Records
....................

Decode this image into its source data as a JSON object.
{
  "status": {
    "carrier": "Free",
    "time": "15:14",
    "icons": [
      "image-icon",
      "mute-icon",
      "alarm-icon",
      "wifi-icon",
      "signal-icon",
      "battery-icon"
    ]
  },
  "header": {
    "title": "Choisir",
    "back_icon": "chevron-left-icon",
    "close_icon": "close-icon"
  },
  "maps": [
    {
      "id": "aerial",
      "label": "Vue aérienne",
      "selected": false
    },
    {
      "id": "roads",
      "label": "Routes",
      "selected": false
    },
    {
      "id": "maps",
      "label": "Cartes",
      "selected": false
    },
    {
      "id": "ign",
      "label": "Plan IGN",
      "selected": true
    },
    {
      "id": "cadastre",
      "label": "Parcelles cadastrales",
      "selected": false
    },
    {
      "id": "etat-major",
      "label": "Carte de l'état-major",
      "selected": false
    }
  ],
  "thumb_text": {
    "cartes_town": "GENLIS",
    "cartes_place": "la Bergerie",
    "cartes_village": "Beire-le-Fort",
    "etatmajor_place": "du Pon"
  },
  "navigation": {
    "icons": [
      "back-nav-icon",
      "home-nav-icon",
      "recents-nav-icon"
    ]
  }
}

....................

* **To be done**
Write out the complete set of records exactly as given.

* **Worked solution**
Decode this image into its source data as a JSON object.
{
  "status": {
    "carrier": "Free",
    "time": "15:14",
    "icons": [
      "image-icon",
      "mute-icon",
      "alarm-icon",
      "wifi-icon",
      "signal-icon",
      "battery-icon"
    ]
  },
  "header": {
    "title": "Choisir",
    "back_icon": "chevron-left-icon",
    "close_icon": "close-icon"
  },
  "maps": [
    {
      "id": "aerial",
      "label": "Vue aérienne",
      "selected": false
    },
    {
      "id": "roads",
      "label": "Routes",
      "selected": false
    },
    {
      "id": "maps",
      "label": "Cartes",
      "selected": false
    },
    {
      "id": "ign",
      "label": "Plan IGN",
      "selected": true
    },
    {
      "id": "cadastre",
      "label": "Parcelles cadastrales",
      "selected": false
    },
    {
      "id": "etat-major",
      "label": "Carte de l'état-major",
      "selected": false
    }
  ],
  "thumb_text": {
    "cartes_town": "GENLIS",
    "cartes_place": "la Bergerie",
    "cartes_village": "Beire-le-Fort",
    "etatmajor_place": "du Pon"
  },
  "navigation": {
    "icons": [
      "back-nav-icon",
      "home-nav-icon",
      "recents-nav-icon"
    ]
  }
}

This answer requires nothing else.